Challenge
Count how many lines hold the word "JSON" and give that number as the whole answer.

Task data

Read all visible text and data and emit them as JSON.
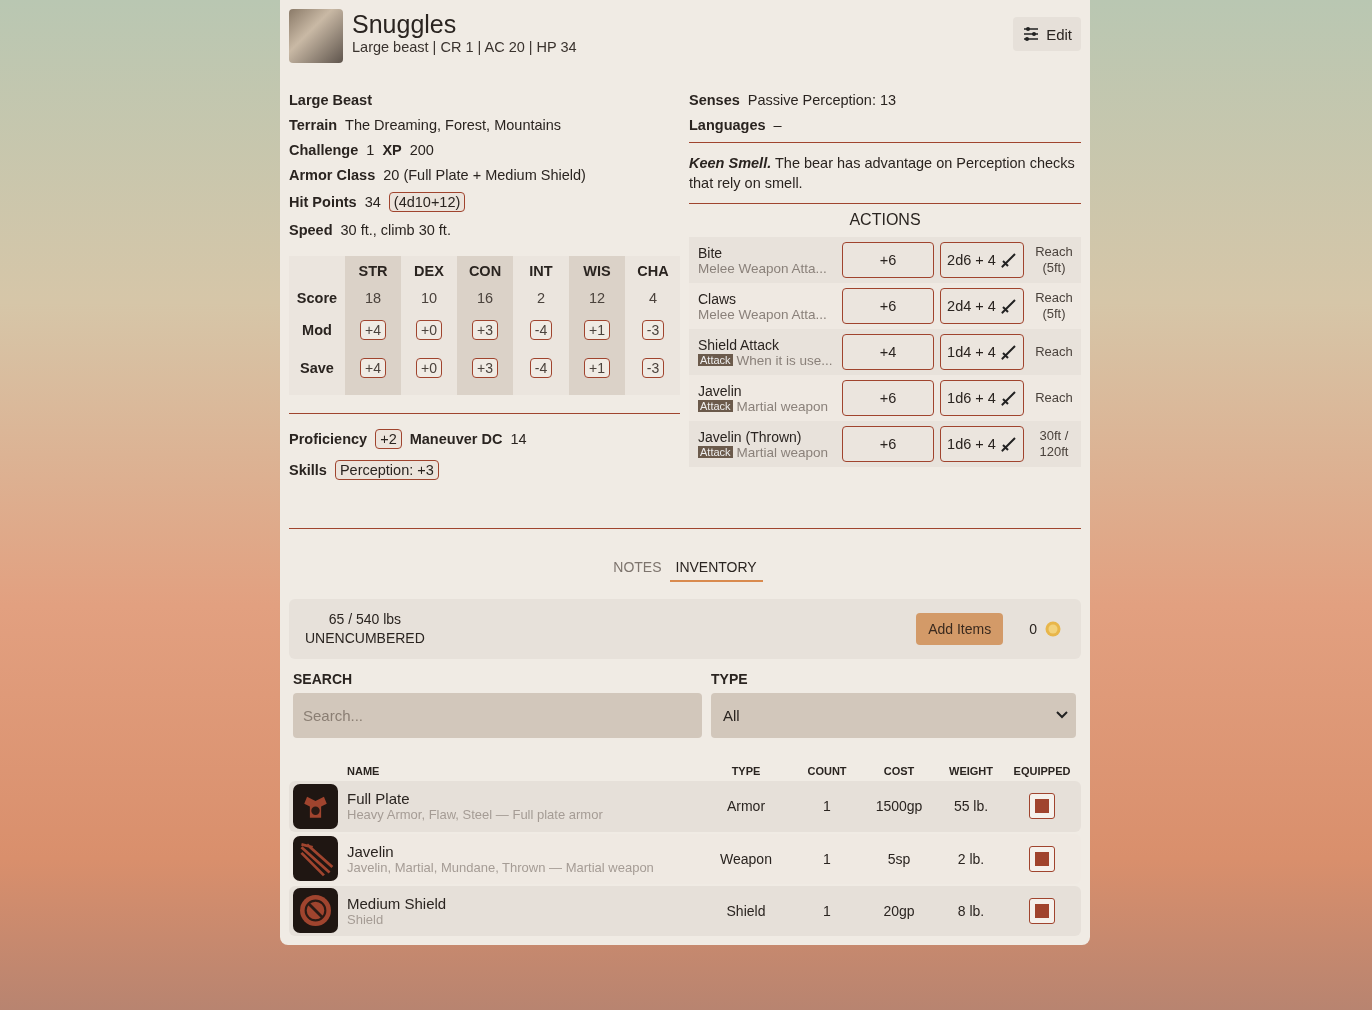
{
  "header": {
    "name": "Snuggles",
    "subtitle": "Large beast | CR 1 | AC 20 | HP 34",
    "edit_label": "Edit"
  },
  "details": {
    "type_line": "Large Beast",
    "terrain_label": "Terrain",
    "terrain": "The Dreaming, Forest, Mountains",
    "challenge_label": "Challenge",
    "challenge": "1",
    "xp_label": "XP",
    "xp": "200",
    "ac_label": "Armor Class",
    "ac": "20 (Full Plate + Medium Shield)",
    "hp_label": "Hit Points",
    "hp": "34",
    "hp_dice": "(4d10+12)",
    "speed_label": "Speed",
    "speed": "30 ft., climb 30 ft."
  },
  "abilities": {
    "row_labels": [
      "Score",
      "Mod",
      "Save"
    ],
    "columns": [
      {
        "name": "STR",
        "score": "18",
        "mod": "+4",
        "save": "+4"
      },
      {
        "name": "DEX",
        "score": "10",
        "mod": "+0",
        "save": "+0"
      },
      {
        "name": "CON",
        "score": "16",
        "mod": "+3",
        "save": "+3"
      },
      {
        "name": "INT",
        "score": "2",
        "mod": "-4",
        "save": "-4"
      },
      {
        "name": "WIS",
        "score": "12",
        "mod": "+1",
        "save": "+1"
      },
      {
        "name": "CHA",
        "score": "4",
        "mod": "-3",
        "save": "-3"
      }
    ]
  },
  "proficiency": {
    "label": "Proficiency",
    "value": "+2",
    "dc_label": "Maneuver DC",
    "dc": "14",
    "skills_label": "Skills",
    "skills": [
      "Perception: +3"
    ]
  },
  "senses": {
    "senses_label": "Senses",
    "senses": "Passive Perception: 13",
    "languages_label": "Languages",
    "languages": "–"
  },
  "trait": "**Keen Smell.** The bear has advantage on Perception checks that rely on smell.",
  "actions": {
    "title": "ACTIONS",
    "rows": [
      {
        "name": "Bite",
        "tag": null,
        "description": "Melee Weapon Atta...",
        "hit": "+6",
        "damage": "2d6 + 4",
        "range": "Reach (5ft)"
      },
      {
        "name": "Claws",
        "tag": null,
        "description": "Melee Weapon Atta...",
        "hit": "+6",
        "damage": "2d4 + 4",
        "range": "Reach (5ft)"
      },
      {
        "name": "Shield Attack",
        "tag": "Attack",
        "description": "When it is use...",
        "hit": "+4",
        "damage": "1d4 + 4",
        "range": "Reach"
      },
      {
        "name": "Javelin",
        "tag": "Attack",
        "description": "Martial weapon",
        "hit": "+6",
        "damage": "1d6 + 4",
        "range": "Reach"
      },
      {
        "name": "Javelin (Thrown)",
        "tag": "Attack",
        "description": "Martial weapon",
        "hit": "+6",
        "damage": "1d6 + 4",
        "range": "30ft / 120ft"
      }
    ]
  },
  "tabs": [
    {
      "label": "NOTES",
      "selected": false
    },
    {
      "label": "INVENTORY",
      "selected": true
    }
  ],
  "inventory": {
    "weight": "65 / 540 lbs",
    "encumbrance": "UNENCUMBERED",
    "add_label": "Add Items",
    "coins": "0",
    "search_label": "SEARCH",
    "search_placeholder": "Search...",
    "type_label": "TYPE",
    "type_value": "All",
    "columns": [
      "NAME",
      "TYPE",
      "COUNT",
      "COST",
      "WEIGHT",
      "EQUIPPED"
    ],
    "items": [
      {
        "kind": "armor",
        "name": "Full Plate",
        "description": "Heavy Armor, Flaw, Steel — Full plate armor",
        "type": "Armor",
        "count": "1",
        "cost": "1500gp",
        "weight": "55 lb.",
        "equipped": true
      },
      {
        "kind": "weapon",
        "name": "Javelin",
        "description": "Javelin, Martial, Mundane, Thrown — Martial weapon",
        "type": "Weapon",
        "count": "1",
        "cost": "5sp",
        "weight": "2 lb.",
        "equipped": true
      },
      {
        "kind": "shield",
        "name": "Medium Shield",
        "description": "Shield",
        "type": "Shield",
        "count": "1",
        "cost": "20gp",
        "weight": "8 lb.",
        "equipped": true
      }
    ]
  }
}
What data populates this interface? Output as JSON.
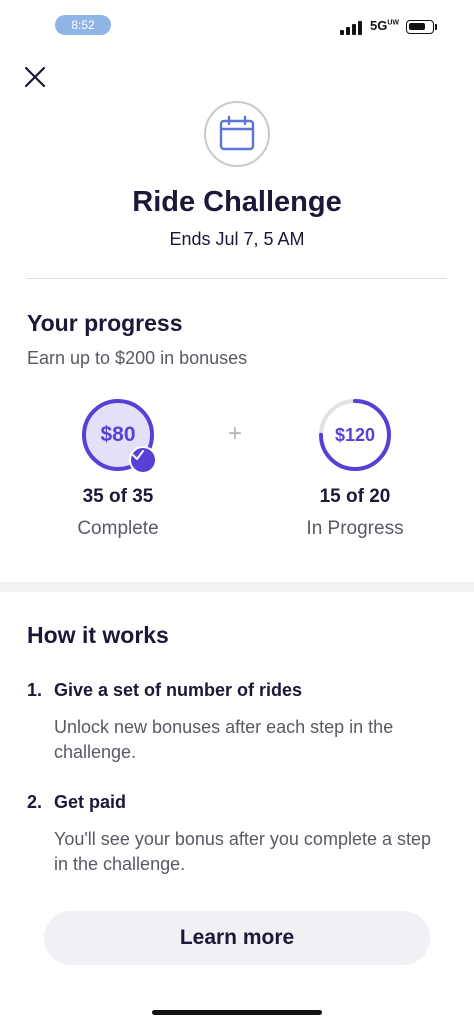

Problem solution
2